Text provided:
· · ·

After the client1 truncated the file, it won't do the RMW if it won't 
write any data to that file, and then we assume the client1 is unmounted 
immediately.

And when the client1 is truncating the file, it will update the 
"file_truncate_offset" to 7K, which means the [7K, 8K) in the LAST block 
needs to be zeroed.

Then the client2 reads that the file size is 7K and the 
"file_truncate_offset" is 7K too, and the client2 wants to truncate the 
file up to 13K. Since the OSD should help us zero the extended part [8K, 
13K] when truncating, but won't touch the block [4K, 8K), for which it 
still needs to do the RMW. Then the client2 is unmounted too before 
writing any data to the file. After this the "file_truncate_offset" 
won't be located in the file's LAST block any more.

· · ·

Data excerpt:
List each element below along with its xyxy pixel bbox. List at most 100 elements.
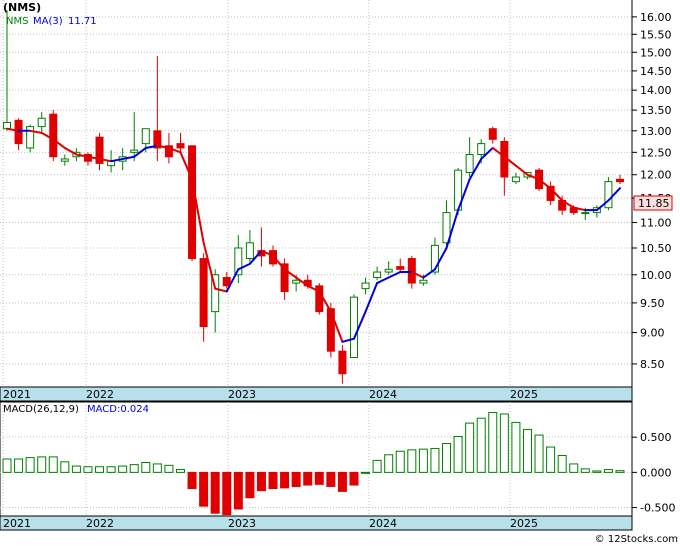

· · ·

Problems and tasks:
- a) Replace "client1" with "clientA" throughout the stretch of the truncation passage from "After the client1" through "to be zeroed.", and give that stretch again.
- b) Pick up the truncation passage after its final sentence and continue it.

Results of the exercise:
- a)
After the clientA truncated the file, it won't do the RMW if it won't 
write any data to that file, and then we assume the clientA is unmounted 
immediately.

And when the clientA is truncating the file, it will update the 
"file_truncate_offset" to 7K, which means the [7K, 8K) in the LAST block 
needs to be zeroed.

- b)
After that if the client3 will update the whole file's contents, it will 
read all the file 13K bytes contents to local page buffers, since the 
"file_truncate_offset" is 7K and then in the page buffer the range [7K, 
8K) will be zeroed just after the contents are dencrypted inplace. Then 
if the client3 successfully flushes that dirty data back and then the 
deferred RMW for block [4K, 8K) should be done at the same time, and the 
"file_truncate_offset" should be cleared too.

While if the client3 won't update the block [4K, 8K), the 
"file_truncate_offset" will be kept all the time until the above RMW is 
done in future.


BRs

- Xiubo


>
> Maybe I'm missing something obvious, but I don't see how any of this is
> an issue? Where does the race come in?
>
>>> 1) What benefit does this extra complexity provide?
>> Just in case for multiple ftruncates case as above.
>>
>>> 2) once you zero out that value, how do you know what the real i_size
>>> is? I assume the old size field will hold a rounded-up size (mostly for
>>> the benefit of the MDS), so you don't have a record of the real i_size
>>> at that point.
>> As above mentioned, the MDS will help do the round up instead and the
>> "setattr.size" and "setattr.old_size" won't do the round up any more in
>> kclient side.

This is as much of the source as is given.